▶ TASK TO COMPLETE
Pull out every line with the word "text" from the entries below.
----------------------------------------
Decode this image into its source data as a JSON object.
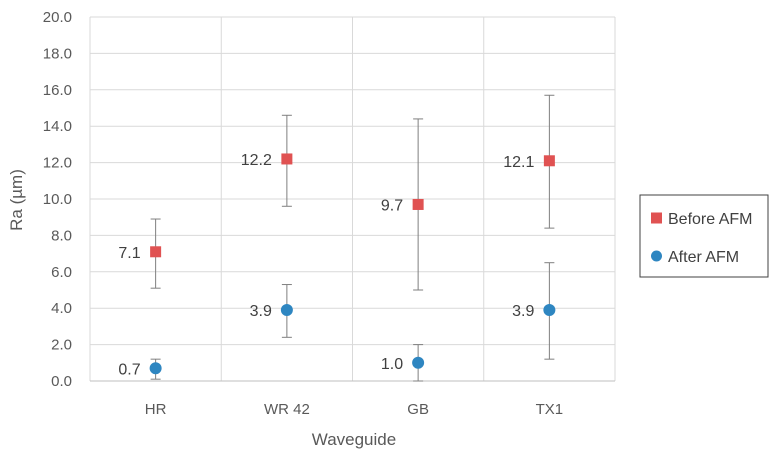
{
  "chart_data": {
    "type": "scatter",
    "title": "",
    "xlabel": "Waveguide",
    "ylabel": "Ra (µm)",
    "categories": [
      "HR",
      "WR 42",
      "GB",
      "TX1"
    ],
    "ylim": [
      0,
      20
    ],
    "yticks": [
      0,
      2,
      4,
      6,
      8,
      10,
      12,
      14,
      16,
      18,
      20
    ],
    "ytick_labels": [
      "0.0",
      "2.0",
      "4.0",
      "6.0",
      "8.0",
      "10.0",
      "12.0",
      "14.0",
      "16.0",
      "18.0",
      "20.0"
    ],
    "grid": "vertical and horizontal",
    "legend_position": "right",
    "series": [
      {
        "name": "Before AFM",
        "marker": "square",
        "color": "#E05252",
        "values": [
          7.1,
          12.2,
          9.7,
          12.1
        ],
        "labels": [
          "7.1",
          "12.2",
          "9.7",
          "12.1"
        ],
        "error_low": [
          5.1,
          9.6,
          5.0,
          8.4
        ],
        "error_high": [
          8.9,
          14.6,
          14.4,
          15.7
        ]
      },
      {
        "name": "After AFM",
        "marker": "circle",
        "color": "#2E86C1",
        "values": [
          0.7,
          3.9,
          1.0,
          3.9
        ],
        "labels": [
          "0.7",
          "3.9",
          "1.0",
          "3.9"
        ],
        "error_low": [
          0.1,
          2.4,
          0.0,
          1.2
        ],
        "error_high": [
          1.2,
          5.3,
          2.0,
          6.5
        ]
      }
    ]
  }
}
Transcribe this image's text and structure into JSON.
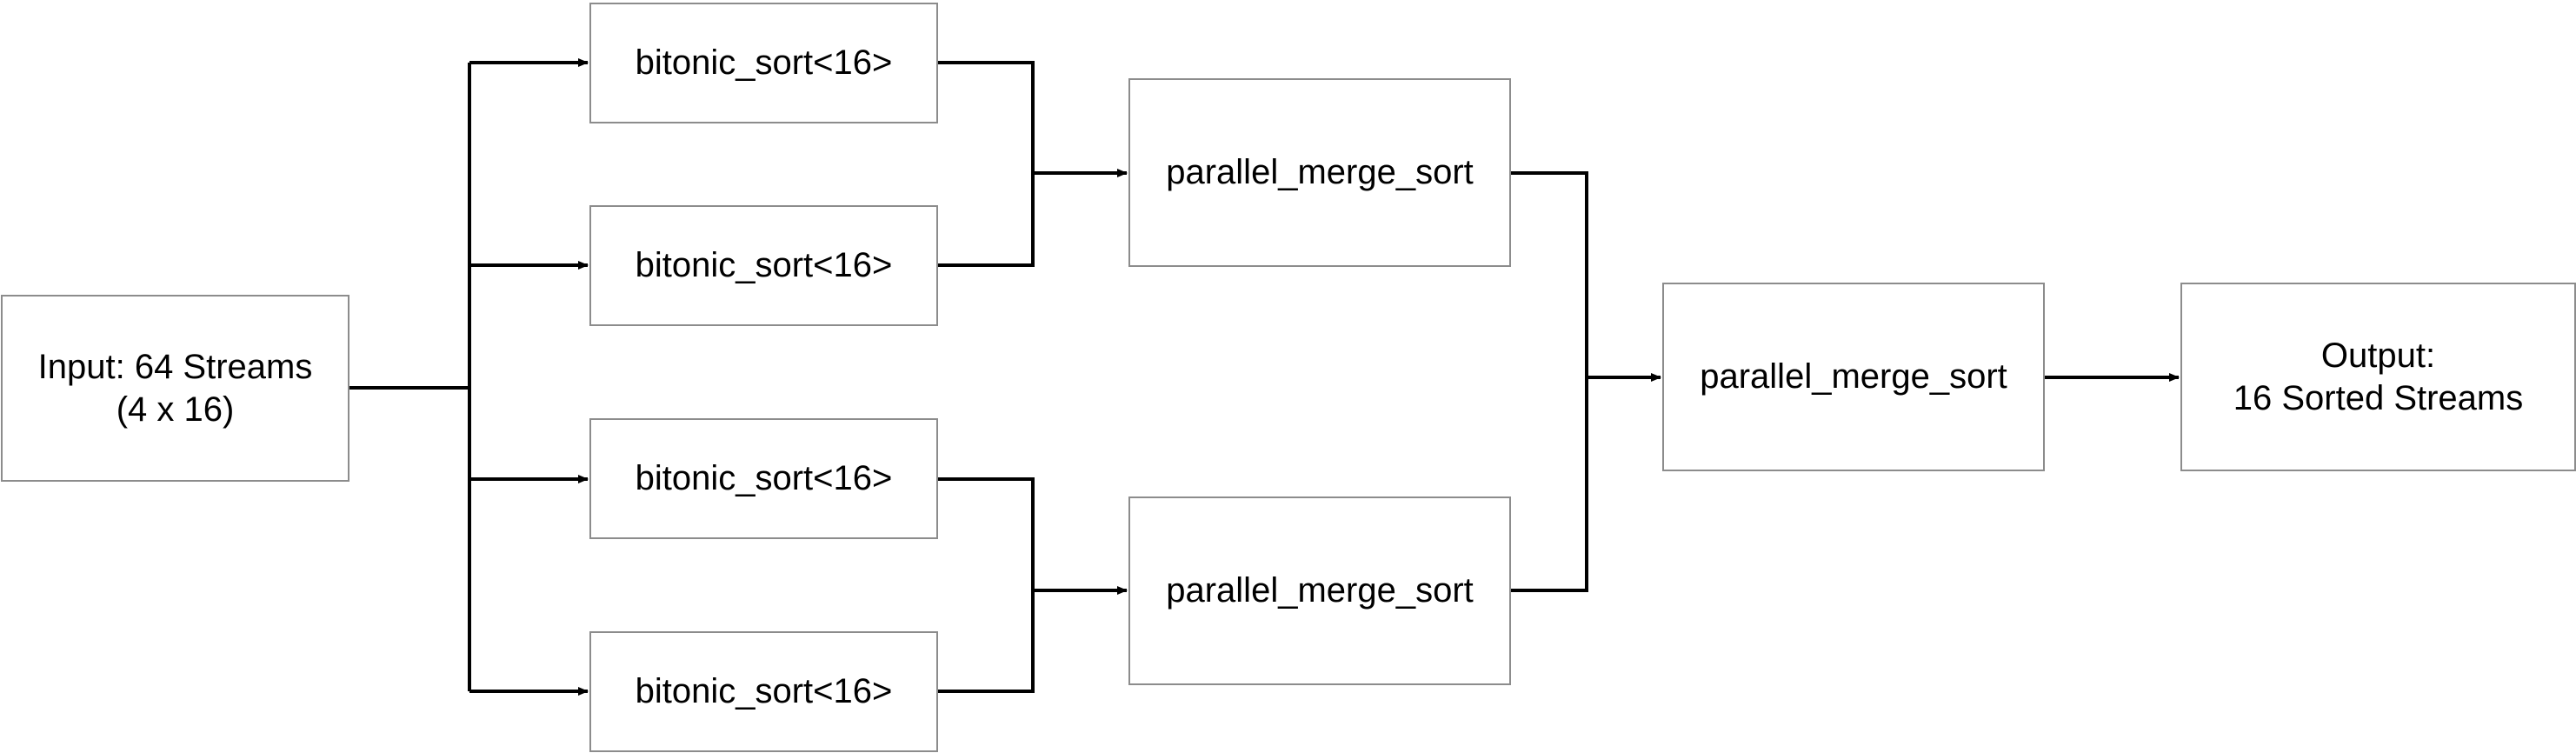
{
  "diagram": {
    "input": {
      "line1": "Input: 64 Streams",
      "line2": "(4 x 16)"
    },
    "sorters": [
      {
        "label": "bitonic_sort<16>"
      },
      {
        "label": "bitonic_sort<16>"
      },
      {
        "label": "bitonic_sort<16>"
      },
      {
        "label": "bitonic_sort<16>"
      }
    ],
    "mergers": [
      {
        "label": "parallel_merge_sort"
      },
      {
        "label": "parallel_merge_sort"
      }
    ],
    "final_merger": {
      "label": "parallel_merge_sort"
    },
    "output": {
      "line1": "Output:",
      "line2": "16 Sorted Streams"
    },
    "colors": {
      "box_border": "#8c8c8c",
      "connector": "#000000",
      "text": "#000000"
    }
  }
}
----------------------------------------
▶ CORRECT RESPONSE
Transcribe this image's text and structure into JSON.
      "text": "#000000"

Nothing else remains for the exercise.